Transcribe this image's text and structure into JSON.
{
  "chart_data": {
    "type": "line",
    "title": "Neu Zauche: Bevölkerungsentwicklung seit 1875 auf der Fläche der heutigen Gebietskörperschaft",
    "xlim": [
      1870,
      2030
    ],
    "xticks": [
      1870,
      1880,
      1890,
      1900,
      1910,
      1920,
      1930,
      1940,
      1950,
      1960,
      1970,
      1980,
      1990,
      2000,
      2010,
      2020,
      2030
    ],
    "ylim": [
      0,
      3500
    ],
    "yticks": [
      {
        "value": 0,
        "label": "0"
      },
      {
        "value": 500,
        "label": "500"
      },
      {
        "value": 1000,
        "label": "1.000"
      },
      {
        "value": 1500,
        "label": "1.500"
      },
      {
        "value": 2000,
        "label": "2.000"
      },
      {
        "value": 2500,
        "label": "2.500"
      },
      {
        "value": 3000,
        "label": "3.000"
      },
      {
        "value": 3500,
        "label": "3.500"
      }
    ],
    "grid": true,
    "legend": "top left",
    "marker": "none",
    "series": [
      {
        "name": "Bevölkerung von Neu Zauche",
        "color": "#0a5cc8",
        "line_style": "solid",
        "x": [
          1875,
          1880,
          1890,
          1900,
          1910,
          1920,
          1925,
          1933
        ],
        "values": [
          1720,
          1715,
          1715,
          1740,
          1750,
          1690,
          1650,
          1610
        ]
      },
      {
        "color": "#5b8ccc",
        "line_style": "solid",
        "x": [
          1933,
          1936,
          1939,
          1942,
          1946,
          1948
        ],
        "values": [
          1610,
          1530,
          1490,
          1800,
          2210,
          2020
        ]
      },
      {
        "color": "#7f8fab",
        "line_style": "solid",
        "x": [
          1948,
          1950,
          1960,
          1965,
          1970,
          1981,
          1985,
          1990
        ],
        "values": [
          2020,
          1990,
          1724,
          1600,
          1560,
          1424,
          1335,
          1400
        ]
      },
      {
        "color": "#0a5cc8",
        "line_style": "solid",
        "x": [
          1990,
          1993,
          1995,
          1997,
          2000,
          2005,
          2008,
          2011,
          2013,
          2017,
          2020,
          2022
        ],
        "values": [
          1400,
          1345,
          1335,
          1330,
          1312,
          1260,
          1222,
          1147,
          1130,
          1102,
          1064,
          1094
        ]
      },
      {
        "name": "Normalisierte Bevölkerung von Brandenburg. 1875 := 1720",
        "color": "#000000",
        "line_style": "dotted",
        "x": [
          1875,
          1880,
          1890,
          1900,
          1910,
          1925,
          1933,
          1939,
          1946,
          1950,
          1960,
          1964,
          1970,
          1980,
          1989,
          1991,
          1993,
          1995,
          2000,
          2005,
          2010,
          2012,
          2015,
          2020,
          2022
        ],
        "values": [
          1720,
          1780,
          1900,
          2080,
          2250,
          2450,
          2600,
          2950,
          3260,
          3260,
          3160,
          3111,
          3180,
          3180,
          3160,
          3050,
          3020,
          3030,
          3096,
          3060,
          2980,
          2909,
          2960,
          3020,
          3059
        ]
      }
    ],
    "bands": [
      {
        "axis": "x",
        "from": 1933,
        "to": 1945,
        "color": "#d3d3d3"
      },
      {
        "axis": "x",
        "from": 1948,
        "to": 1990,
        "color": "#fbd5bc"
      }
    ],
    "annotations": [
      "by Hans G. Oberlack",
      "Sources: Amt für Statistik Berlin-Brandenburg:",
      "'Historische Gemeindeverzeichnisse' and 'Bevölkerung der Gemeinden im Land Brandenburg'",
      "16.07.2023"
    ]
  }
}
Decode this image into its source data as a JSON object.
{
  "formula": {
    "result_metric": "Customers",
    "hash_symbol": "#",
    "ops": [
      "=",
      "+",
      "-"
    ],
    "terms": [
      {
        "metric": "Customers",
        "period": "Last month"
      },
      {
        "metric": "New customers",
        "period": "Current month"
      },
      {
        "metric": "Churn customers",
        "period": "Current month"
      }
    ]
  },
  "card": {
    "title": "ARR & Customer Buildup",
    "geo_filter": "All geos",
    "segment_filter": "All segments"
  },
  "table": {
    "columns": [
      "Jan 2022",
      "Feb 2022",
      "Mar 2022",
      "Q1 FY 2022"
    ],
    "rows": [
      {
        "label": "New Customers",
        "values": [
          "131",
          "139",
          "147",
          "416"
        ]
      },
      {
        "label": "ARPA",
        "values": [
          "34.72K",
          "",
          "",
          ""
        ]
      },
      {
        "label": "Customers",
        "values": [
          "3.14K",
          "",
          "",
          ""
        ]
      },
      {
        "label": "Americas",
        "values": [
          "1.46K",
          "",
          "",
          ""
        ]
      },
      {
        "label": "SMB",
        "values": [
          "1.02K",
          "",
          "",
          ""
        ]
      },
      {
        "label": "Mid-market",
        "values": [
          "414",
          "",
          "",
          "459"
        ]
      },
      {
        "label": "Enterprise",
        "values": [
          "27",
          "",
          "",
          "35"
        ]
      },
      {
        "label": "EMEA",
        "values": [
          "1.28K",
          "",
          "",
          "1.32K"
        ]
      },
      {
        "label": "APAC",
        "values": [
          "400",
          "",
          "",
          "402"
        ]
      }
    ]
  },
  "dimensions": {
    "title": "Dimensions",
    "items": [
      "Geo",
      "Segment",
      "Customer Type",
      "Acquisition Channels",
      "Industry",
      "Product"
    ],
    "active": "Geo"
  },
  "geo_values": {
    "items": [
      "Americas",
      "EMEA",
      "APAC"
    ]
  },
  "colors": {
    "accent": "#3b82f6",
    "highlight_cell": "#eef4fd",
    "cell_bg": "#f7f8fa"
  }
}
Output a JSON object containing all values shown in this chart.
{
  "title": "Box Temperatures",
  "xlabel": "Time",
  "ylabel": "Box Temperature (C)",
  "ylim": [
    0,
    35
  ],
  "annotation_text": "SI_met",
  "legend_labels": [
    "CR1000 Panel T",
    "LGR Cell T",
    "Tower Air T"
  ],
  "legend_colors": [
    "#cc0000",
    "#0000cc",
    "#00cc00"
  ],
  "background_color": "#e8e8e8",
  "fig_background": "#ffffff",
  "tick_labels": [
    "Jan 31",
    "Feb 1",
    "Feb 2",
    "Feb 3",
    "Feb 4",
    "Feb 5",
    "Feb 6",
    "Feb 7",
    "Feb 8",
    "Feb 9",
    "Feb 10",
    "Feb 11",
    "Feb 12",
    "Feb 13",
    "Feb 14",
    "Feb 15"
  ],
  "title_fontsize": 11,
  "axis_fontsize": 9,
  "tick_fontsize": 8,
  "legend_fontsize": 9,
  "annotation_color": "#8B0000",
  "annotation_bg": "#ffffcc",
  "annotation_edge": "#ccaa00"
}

━━━━━━━━━━━━━━━━━━━━━━━━━━━━━━

_PROBLEM TO WORK ON:_ Beginning with the line that contains "Output a JSON", quote each line exactly through the last line of the entries above, and nothing beyond them.

_RESULT OF THIS EXERCISE:_
Output a JSON object containing all values shown in this chart.
{
  "title": "Box Temperatures",
  "xlabel": "Time",
  "ylabel": "Box Temperature (C)",
  "ylim": [
    0,
    35
  ],
  "annotation_text": "SI_met",
  "legend_labels": [
    "CR1000 Panel T",
    "LGR Cell T",
    "Tower Air T"
  ],
  "legend_colors": [
    "#cc0000",
    "#0000cc",
    "#00cc00"
  ],
  "background_color": "#e8e8e8",
  "fig_background": "#ffffff",
  "tick_labels": [
    "Jan 31",
    "Feb 1",
    "Feb 2",
    "Feb 3",
    "Feb 4",
    "Feb 5",
    "Feb 6",
    "Feb 7",
    "Feb 8",
    "Feb 9",
    "Feb 10",
    "Feb 11",
    "Feb 12",
    "Feb 13",
    "Feb 14",
    "Feb 15"
  ],
  "title_fontsize": 11,
  "axis_fontsize": 9,
  "tick_fontsize": 8,
  "legend_fontsize": 9,
  "annotation_color": "#8B0000",
  "annotation_bg": "#ffffcc",
  "annotation_edge": "#ccaa00"
}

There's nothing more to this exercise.